• TASK DESCRIPTION: Every line that contains the word "Women" should be copied out.

• DATASET RECORDS:
____

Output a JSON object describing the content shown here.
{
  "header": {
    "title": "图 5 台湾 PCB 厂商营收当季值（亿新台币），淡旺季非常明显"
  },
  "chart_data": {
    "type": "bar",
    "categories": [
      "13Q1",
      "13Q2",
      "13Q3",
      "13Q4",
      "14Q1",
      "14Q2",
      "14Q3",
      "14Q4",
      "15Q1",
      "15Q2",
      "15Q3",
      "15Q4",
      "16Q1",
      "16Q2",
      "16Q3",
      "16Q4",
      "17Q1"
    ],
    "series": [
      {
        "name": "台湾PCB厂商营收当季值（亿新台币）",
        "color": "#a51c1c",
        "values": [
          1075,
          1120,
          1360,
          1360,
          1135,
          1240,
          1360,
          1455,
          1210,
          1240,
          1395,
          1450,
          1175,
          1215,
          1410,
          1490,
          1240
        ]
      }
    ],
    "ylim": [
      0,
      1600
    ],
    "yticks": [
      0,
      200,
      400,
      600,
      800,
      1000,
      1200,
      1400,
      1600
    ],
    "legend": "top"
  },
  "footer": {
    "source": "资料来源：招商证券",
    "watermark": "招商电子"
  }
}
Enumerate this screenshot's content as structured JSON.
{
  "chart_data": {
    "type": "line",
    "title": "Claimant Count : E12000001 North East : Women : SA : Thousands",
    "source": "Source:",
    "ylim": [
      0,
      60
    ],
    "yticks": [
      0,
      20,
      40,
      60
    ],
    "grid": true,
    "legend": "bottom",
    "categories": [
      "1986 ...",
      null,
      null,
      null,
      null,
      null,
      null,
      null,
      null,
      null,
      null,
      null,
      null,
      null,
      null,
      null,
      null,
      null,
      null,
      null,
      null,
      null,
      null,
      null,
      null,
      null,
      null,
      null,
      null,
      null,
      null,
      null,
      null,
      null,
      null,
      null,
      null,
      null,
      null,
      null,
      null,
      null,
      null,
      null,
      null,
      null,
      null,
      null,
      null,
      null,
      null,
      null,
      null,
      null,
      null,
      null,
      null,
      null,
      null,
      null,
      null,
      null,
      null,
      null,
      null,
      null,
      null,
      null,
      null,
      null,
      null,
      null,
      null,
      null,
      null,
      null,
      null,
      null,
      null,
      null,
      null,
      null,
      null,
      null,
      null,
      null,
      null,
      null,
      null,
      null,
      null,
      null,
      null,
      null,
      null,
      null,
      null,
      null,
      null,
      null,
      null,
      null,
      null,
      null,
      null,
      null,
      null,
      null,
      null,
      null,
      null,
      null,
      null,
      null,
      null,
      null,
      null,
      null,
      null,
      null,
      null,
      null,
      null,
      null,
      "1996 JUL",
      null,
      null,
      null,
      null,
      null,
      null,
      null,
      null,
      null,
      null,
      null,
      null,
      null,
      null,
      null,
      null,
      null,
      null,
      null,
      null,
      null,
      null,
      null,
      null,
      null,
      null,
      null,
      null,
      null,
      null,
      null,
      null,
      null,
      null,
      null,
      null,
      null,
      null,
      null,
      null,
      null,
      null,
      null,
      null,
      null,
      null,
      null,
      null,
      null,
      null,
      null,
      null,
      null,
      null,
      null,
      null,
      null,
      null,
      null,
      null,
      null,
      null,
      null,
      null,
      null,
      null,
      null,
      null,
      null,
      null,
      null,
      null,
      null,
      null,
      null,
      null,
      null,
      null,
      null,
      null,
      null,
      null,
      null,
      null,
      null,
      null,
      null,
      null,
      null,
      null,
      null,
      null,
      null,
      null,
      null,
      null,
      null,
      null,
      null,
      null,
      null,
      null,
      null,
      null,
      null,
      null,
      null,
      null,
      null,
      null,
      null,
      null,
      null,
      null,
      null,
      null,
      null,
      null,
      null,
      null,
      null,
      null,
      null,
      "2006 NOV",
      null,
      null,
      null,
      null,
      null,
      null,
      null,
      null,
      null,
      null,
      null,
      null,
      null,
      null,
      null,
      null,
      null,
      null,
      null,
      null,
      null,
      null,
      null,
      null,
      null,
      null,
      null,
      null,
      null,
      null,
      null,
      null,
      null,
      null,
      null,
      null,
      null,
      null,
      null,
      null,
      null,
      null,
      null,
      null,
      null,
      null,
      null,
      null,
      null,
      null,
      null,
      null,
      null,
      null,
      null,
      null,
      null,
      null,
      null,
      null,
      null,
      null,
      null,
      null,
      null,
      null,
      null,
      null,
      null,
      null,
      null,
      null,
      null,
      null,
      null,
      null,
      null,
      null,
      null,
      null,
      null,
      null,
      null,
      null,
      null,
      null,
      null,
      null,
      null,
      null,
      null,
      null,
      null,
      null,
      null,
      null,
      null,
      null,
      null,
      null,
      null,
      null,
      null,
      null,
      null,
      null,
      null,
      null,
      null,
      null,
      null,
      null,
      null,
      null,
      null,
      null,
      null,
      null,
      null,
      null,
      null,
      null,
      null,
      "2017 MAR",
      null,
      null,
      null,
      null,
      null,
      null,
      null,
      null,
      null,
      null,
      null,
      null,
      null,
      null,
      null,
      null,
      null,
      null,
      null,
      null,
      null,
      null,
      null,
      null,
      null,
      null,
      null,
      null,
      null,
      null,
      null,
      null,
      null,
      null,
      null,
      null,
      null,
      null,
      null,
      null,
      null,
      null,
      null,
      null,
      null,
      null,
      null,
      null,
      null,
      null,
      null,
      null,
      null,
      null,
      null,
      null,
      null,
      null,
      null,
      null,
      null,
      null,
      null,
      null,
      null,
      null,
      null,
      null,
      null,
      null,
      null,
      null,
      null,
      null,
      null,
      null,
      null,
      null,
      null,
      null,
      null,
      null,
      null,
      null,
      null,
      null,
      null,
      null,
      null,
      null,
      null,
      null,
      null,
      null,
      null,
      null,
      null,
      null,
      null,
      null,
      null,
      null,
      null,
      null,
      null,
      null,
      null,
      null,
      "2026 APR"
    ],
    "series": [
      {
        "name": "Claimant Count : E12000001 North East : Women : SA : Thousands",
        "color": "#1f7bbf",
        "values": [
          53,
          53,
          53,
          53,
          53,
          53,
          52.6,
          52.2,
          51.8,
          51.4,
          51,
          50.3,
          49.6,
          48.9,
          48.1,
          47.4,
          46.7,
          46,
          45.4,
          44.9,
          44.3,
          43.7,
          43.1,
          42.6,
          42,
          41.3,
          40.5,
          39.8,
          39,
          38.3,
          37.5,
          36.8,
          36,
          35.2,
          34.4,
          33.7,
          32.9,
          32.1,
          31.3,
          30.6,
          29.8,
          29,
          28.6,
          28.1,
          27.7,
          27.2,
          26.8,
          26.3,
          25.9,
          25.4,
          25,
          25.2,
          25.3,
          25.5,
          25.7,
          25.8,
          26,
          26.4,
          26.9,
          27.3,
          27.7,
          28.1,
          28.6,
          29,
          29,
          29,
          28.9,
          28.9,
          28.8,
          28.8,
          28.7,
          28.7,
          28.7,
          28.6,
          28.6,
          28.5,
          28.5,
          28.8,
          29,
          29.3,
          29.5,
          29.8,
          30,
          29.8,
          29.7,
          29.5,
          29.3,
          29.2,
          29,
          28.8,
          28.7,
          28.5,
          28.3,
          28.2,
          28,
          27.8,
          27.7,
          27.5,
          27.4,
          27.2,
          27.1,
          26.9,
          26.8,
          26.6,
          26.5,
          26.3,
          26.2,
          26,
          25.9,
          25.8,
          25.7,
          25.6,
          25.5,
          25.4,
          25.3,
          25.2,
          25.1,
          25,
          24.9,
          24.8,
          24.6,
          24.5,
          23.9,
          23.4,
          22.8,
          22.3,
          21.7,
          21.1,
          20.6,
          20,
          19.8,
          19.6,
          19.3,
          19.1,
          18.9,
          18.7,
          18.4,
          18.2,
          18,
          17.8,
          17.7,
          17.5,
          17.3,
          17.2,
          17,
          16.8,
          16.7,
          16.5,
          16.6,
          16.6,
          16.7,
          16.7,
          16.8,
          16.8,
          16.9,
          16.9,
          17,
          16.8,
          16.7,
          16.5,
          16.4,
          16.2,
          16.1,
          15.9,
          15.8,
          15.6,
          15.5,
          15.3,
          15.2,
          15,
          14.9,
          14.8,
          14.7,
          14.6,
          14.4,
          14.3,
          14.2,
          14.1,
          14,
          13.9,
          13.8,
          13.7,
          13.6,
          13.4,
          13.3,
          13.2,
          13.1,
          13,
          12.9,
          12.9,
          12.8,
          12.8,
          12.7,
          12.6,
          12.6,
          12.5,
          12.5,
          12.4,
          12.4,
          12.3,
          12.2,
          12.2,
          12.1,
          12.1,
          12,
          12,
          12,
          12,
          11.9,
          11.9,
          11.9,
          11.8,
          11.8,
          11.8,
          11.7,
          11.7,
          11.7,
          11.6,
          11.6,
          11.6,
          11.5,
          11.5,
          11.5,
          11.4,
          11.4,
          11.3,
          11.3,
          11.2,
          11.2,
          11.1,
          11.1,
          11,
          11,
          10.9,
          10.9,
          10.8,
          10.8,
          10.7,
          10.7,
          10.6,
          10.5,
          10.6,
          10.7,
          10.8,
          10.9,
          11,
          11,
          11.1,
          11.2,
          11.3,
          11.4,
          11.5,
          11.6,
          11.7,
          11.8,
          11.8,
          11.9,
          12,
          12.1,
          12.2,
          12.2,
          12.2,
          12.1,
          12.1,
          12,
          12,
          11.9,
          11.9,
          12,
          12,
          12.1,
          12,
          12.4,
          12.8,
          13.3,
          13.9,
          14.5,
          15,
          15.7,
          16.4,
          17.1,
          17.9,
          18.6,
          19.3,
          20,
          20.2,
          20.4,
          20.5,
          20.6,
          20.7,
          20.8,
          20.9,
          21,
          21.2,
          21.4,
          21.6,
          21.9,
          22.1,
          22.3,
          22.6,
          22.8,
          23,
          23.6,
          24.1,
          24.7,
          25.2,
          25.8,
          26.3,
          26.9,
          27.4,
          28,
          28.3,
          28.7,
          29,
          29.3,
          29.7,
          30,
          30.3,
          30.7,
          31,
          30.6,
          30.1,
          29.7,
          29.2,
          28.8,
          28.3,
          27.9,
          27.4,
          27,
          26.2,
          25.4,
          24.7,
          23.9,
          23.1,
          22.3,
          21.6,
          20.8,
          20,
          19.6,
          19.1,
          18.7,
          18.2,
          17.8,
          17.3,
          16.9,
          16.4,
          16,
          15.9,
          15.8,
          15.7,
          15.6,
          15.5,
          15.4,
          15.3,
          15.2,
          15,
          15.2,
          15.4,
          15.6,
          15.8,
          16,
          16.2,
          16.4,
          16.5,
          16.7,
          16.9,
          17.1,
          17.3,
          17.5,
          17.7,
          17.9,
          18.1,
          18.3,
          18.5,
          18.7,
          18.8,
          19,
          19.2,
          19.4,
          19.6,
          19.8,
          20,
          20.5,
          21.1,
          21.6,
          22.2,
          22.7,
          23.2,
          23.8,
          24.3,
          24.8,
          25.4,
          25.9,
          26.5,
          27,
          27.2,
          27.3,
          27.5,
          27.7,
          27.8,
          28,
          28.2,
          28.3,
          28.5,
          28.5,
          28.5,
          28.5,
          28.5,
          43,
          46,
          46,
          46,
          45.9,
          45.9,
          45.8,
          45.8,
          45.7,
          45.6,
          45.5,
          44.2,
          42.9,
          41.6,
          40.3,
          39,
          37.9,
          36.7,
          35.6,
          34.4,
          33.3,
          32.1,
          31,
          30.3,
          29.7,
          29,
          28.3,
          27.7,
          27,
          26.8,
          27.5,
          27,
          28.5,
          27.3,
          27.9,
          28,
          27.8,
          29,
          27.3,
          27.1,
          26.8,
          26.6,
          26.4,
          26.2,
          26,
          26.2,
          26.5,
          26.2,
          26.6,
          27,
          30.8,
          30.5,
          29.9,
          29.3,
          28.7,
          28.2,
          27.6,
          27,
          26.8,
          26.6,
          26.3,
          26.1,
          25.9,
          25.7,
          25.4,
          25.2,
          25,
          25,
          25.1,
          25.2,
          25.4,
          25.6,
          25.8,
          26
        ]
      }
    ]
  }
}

____

• EXERCISE RESULT:
    "title": "Claimant Count : E12000001 North East : Women : SA : Thousands",
        "name": "Claimant Count : E12000001 North East : Women : SA : Thousands",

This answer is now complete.